━━━━━ TEXTO DE ESTUDO

Havia e há um forte consenso entre os economistas de que um período temporário de gastos deficitários pode ajudar a mitigar uma crise econômica.

Em 2008, um plano de estímulo aprovado pelo Congresso com apoio bipartidário, e um novo estímulo em 2009 foram esmagadores. Mas com um democrata na Casa Branca, Boehner exigiu que as políticas fossem na direção oposta, declarando que "as famílias americanas estão apertando os cintos, mas não vêem o governo apertar o cinto". E convocou governo a "fazer uma dieta".

Essa foi uma economia ignorante e incrivelmente irresponsável em um momento de crise; não muito tempo atrás, teria sido difícil imaginar uma importante figura política fazer tal declaração. Será que Boehner realmente acreditava no que estava dizendo? Ele era apenas contra qualquer coisa de que Obama fosse a favor? Ou estava envolvido em sabotagem deliberada, tentando bloquear medidas que ajudariam a economia, pois uma economia ruim seria boa para as perspectivas eleitorais dos republicanos?

Provavelmente nunca saberemos ao certo, mas essas observações definiram o tom para tudo o que se seguiu. A era Boehner foi aquela em que os republicanos não aceitaram nenhuma responsabilidade em ajudar a governar o país, na qual eles se opuseram a tudo e qualquer coisa que o presidente propunha.

Além disso, tem sido uma era de chantagem orçamentária, em que republicanos ameaçam acabar com o governo ou empurrá-lo para o calote caso não seja feito do seu jeito, tornou-se o procedimento operacional padrão"

Em suma, os republicanos durante a era Boehner justificavam plenamente a caracterização oferecida pelos analistas políticos Thomas Mann e Norman Ornstein, no livro "It's Even Worse Than You Think". (É ainda pior do que parece, em tradução livre). Sim, o Partido Republicano se tornou uma "oposição insurgente" que é "ideologicamente extrema" e " indiferente ao entendimento convencional de fatos, provas e ciência". E Boehner não fez nada para combater essas tendências. Pelo contrário, atendia o extremismo e o alimentava.

Então, por que é que ele está fora? Basicamente porque o obstrucionismo falhou.

Os republicanos conseguiram inibir severamente os gastos federais, que cresceram muito mais lentamente sob Obama do que sob George W. Bush, ou na verdade sob Ronald Reagan. A fraqueza dos gastos, por sua vez, foi um grande vento contrário, retardando a recuperação, provavelmente a maior razão pela qual levou tanto tempo para se recuperar da recessão de 2007/09.

No entanto, a economia foi boa o suficiente para Obama ganhar a reeleição com uma maioria sólida em 2012, e sua vitória garantiu que a assinatura da sua iniciativa política, a reforma dos cuidados de saúde —promulgada antes de os republicanos assumirem o controle da Câmara— entrasse em vigor na data prevista, apesar das dezenas de votos que Boehner conseguiu pedindo a sua revogação.

━━━━━━━━━━
━━━━━ OS DADOS

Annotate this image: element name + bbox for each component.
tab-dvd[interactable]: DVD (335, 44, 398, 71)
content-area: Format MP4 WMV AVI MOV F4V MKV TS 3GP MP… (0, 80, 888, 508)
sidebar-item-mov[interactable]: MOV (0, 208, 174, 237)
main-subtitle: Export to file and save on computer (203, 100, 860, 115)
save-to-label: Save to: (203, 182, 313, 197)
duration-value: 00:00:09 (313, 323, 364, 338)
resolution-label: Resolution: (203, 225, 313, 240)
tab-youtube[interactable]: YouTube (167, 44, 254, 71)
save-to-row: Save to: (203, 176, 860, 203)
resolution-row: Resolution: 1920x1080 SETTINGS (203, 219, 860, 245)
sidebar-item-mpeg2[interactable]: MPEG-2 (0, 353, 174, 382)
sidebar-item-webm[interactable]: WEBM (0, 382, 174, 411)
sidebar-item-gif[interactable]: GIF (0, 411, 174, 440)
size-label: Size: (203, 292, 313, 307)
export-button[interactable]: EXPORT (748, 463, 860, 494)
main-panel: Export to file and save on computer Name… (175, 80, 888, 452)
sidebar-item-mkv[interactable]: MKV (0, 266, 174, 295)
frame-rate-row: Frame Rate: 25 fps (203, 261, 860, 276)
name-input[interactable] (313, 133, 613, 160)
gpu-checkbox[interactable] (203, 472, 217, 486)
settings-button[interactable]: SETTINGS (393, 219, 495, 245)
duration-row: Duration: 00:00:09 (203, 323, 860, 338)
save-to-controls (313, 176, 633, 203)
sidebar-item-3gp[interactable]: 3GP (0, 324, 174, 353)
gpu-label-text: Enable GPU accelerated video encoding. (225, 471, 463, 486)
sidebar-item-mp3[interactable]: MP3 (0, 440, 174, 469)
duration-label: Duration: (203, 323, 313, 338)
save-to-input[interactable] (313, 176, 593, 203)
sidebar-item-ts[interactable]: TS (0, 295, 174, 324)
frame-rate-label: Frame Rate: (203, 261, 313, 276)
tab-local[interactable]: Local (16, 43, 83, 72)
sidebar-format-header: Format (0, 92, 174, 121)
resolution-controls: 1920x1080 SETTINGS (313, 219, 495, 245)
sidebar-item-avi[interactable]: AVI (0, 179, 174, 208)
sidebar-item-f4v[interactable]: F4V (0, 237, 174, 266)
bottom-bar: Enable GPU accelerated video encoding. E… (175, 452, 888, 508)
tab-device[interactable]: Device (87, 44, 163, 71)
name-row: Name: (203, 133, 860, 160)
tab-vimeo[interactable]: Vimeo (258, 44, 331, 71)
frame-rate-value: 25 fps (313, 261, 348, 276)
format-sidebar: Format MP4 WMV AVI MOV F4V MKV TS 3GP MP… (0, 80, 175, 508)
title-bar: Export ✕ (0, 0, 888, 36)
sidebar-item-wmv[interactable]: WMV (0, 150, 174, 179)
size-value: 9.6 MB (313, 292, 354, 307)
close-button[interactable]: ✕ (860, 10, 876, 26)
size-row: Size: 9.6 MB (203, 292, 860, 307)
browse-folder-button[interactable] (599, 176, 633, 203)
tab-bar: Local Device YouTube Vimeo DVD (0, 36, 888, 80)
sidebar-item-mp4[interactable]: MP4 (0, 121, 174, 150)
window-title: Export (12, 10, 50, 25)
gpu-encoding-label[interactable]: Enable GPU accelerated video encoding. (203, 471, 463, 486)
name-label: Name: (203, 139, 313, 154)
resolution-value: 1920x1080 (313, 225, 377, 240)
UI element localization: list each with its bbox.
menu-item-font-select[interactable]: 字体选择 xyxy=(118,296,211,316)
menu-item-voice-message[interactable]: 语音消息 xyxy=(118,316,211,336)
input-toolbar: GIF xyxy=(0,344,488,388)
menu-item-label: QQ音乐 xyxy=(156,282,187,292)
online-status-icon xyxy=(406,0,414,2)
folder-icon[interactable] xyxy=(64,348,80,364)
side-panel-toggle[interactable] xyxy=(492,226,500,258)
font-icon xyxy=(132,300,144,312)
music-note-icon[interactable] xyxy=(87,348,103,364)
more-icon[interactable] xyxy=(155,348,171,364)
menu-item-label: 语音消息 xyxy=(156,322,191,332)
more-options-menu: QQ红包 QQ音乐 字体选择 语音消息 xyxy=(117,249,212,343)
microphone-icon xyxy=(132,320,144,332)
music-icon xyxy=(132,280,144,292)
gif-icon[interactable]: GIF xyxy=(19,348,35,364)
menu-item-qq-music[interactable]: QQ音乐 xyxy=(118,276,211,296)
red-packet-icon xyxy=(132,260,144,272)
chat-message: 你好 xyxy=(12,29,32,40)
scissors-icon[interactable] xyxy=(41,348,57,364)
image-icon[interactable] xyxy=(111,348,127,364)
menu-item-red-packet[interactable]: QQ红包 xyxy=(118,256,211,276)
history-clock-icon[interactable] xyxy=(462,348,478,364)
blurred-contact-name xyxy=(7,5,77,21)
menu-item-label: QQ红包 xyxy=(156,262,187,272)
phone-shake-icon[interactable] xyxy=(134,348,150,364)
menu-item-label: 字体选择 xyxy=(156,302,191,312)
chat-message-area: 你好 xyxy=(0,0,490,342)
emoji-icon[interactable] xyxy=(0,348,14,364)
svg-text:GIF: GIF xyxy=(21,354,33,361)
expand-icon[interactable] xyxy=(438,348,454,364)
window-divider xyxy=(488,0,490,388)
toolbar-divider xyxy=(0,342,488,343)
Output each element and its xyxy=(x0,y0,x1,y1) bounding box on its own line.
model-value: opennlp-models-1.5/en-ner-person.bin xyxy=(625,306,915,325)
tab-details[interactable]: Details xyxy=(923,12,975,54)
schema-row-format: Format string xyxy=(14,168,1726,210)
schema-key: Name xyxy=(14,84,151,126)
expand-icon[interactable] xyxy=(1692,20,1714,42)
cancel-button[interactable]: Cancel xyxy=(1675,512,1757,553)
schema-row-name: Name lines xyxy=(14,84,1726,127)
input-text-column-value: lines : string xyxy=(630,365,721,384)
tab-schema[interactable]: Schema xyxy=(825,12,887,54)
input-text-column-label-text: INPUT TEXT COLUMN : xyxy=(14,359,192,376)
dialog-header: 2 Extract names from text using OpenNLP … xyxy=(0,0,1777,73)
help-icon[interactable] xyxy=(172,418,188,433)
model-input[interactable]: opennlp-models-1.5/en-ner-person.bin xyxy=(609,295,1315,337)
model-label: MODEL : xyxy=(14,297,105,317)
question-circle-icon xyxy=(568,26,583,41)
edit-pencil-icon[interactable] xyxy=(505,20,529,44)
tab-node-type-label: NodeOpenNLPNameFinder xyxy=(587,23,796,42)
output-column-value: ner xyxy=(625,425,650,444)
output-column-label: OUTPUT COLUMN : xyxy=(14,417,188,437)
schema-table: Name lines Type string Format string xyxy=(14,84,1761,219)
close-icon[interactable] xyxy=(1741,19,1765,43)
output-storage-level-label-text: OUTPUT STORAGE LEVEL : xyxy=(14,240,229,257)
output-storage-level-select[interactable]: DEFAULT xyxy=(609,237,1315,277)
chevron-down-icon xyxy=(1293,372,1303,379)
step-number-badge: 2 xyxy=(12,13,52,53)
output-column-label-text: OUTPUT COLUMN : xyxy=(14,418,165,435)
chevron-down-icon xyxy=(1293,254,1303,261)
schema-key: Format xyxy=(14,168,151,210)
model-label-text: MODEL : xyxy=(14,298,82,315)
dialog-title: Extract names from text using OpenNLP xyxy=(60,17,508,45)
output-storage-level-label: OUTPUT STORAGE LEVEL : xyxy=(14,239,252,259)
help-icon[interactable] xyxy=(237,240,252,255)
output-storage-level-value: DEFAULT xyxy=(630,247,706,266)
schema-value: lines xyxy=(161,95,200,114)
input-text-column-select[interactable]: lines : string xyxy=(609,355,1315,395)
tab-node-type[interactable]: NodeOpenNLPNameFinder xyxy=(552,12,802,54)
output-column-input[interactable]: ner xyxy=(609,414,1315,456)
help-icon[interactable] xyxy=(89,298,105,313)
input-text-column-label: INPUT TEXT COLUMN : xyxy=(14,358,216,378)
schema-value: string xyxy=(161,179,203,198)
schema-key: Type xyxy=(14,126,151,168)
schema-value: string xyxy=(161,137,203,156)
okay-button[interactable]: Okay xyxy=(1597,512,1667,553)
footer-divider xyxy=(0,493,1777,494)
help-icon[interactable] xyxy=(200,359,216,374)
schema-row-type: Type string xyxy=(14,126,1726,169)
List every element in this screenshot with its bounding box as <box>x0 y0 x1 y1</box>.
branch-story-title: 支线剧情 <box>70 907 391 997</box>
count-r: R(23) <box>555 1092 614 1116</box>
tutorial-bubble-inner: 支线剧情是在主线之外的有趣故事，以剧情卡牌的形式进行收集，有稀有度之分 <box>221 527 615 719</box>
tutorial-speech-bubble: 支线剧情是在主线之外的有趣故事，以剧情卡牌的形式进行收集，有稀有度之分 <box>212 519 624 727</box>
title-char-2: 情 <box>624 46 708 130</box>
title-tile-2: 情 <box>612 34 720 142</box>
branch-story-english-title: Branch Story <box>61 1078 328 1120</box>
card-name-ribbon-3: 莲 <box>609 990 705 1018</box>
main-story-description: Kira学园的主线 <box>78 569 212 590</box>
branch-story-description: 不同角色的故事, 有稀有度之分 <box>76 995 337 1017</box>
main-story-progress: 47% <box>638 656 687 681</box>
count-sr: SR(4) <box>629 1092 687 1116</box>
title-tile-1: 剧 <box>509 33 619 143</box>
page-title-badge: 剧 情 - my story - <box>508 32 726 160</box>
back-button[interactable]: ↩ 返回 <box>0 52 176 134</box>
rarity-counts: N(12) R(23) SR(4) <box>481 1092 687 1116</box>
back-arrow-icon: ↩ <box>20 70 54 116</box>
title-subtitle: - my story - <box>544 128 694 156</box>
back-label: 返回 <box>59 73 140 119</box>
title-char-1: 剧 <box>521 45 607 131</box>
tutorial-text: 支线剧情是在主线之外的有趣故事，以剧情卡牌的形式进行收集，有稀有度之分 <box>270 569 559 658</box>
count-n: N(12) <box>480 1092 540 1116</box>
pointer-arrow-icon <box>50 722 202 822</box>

━━━━━━━━━━

INSTRUÇÕES DO EXERCÍCIO:
Transcreva, sem nenhuma alteração, o trecho do texto sobre a era Boehner que vai de "Em 2008, um" a "eleitorais dos republicanos?".

RESPOSTA:
Em 2008, um plano de estímulo aprovado pelo Congresso com apoio bipartidário, e um novo estímulo em 2009 foram esmagadores. Mas com um democrata na Casa Branca, Boehner exigiu que as políticas fossem na direção oposta, declarando que "as famílias americanas estão apertando os cintos, mas não vêem o governo apertar o cinto". E convocou governo a "fazer uma dieta".

Essa foi uma economia ignorante e incrivelmente irresponsável em um momento de crise; não muito tempo atrás, teria sido difícil imaginar uma importante figura política fazer tal declaração. Será que Boehner realmente acreditava no que estava dizendo? Ele era apenas contra qualquer coisa de que Obama fosse a favor? Ou estava envolvido em sabotagem deliberada, tentando bloquear medidas que ajudariam a economia, pois uma economia ruim seria boa para as perspectivas eleitorais dos republicanos?